Copy every record below exactly.

[Dataset entries]
----------------

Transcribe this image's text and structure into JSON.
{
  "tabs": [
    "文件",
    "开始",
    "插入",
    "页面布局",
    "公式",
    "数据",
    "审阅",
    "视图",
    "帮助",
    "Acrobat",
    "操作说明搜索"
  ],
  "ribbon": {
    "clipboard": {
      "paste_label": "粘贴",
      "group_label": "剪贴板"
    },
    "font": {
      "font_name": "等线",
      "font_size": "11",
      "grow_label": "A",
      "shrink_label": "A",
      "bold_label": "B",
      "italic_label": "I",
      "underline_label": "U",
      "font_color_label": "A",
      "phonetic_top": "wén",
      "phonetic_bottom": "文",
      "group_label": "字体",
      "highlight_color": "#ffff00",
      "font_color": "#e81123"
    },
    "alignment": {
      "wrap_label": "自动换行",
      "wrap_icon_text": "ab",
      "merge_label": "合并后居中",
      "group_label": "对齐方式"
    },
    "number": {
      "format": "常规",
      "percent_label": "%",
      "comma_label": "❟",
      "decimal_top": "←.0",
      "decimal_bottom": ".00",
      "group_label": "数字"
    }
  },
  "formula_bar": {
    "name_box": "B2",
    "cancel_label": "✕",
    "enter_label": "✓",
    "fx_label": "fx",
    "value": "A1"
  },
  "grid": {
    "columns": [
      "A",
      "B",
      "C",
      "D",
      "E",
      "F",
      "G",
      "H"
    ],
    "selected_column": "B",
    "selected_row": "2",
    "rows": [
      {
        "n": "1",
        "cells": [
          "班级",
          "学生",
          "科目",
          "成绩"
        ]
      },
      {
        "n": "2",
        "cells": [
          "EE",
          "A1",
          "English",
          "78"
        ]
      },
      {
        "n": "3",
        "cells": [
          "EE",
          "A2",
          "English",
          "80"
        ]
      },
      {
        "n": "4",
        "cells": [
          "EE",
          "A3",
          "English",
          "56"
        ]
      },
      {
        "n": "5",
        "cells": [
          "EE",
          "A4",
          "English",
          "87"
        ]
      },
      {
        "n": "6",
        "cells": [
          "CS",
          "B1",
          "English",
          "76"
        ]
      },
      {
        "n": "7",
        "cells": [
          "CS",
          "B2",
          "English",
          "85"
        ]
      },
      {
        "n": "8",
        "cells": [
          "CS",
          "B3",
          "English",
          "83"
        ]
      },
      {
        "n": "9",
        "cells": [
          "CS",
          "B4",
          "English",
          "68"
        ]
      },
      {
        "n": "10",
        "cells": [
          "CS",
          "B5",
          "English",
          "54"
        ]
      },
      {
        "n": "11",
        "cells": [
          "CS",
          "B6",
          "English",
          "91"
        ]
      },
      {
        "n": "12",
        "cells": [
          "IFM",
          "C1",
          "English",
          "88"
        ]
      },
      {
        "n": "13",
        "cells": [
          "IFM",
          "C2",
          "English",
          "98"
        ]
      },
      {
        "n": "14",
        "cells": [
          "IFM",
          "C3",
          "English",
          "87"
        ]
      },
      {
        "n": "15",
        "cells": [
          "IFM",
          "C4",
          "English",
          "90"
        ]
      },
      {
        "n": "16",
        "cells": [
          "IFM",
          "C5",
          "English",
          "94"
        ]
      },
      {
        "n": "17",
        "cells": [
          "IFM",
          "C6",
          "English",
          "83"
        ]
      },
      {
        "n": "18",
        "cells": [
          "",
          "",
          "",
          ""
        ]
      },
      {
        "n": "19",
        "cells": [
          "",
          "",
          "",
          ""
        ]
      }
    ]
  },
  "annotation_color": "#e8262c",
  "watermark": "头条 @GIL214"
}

----------------

» REPLY TO THE EXERCISE:
Transcribe this image's text and structure into JSON.
{
  "tabs": [
    "文件",
    "开始",
    "插入",
    "页面布局",
    "公式",
    "数据",
    "审阅",
    "视图",
    "帮助",
    "Acrobat",
    "操作说明搜索"
  ],
  "ribbon": {
    "clipboard": {
      "paste_label": "粘贴",
      "group_label": "剪贴板"
    },
    "font": {
      "font_name": "等线",
      "font_size": "11",
      "grow_label": "A",
      "shrink_label": "A",
      "bold_label": "B",
      "italic_label": "I",
      "underline_label": "U",
      "font_color_label": "A",
      "phonetic_top": "wén",
      "phonetic_bottom": "文",
      "group_label": "字体",
      "highlight_color": "#ffff00",
      "font_color": "#e81123"
    },
    "alignment": {
      "wrap_label": "自动换行",
      "wrap_icon_text": "ab",
      "merge_label": "合并后居中",
      "group_label": "对齐方式"
    },
    "number": {
      "format": "常规",
      "percent_label": "%",
      "comma_label": "❟",
      "decimal_top": "←.0",
      "decimal_bottom": ".00",
      "group_label": "数字"
    }
  },
  "formula_bar": {
    "name_box": "B2",
    "cancel_label": "✕",
    "enter_label": "✓",
    "fx_label": "fx",
    "value": "A1"
  },
  "grid": {
    "columns": [
      "A",
      "B",
      "C",
      "D",
      "E",
      "F",
      "G",
      "H"
    ],
    "selected_column": "B",
    "selected_row": "2",
    "rows": [
      {
        "n": "1",
        "cells": [
          "班级",
          "学生",
          "科目",
          "成绩"
        ]
      },
      {
        "n": "2",
        "cells": [
          "EE",
          "A1",
          "English",
          "78"
        ]
      },
      {
        "n": "3",
        "cells": [
          "EE",
          "A2",
          "English",
          "80"
        ]
      },
      {
        "n": "4",
        "cells": [
          "EE",
          "A3",
          "English",
          "56"
        ]
      },
      {
        "n": "5",
        "cells": [
          "EE",
          "A4",
          "English",
          "87"
        ]
      },
      {
        "n": "6",
        "cells": [
          "CS",
          "B1",
          "English",
          "76"
        ]
      },
      {
        "n": "7",
        "cells": [
          "CS",
          "B2",
          "English",
          "85"
        ]
      },
      {
        "n": "8",
        "cells": [
          "CS",
          "B3",
          "English",
          "83"
        ]
      },
      {
        "n": "9",
        "cells": [
          "CS",
          "B4",
          "English",
          "68"
        ]
      },
      {
        "n": "10",
        "cells": [
          "CS",
          "B5",
          "English",
          "54"
        ]
      },
      {
        "n": "11",
        "cells": [
          "CS",
          "B6",
          "English",
          "91"
        ]
      },
      {
        "n": "12",
        "cells": [
          "IFM",
          "C1",
          "English",
          "88"
        ]
      },
      {
        "n": "13",
        "cells": [
          "IFM",
          "C2",
          "English",
          "98"
        ]
      },
      {
        "n": "14",
        "cells": [
          "IFM",
          "C3",
          "English",
          "87"
        ]
      },
      {
        "n": "15",
        "cells": [
          "IFM",
          "C4",
          "English",
          "90"
        ]
      },
      {
        "n": "16",
        "cells": [
          "IFM",
          "C5",
          "English",
          "94"
        ]
      },
      {
        "n": "17",
        "cells": [
          "IFM",
          "C6",
          "English",
          "83"
        ]
      },
      {
        "n": "18",
        "cells": [
          "",
          "",
          "",
          ""
        ]
      },
      {
        "n": "19",
        "cells": [
          "",
          "",
          "",
          ""
        ]
      }
    ]
  },
  "annotation_color": "#e8262c",
  "watermark": "头条 @GIL214"
}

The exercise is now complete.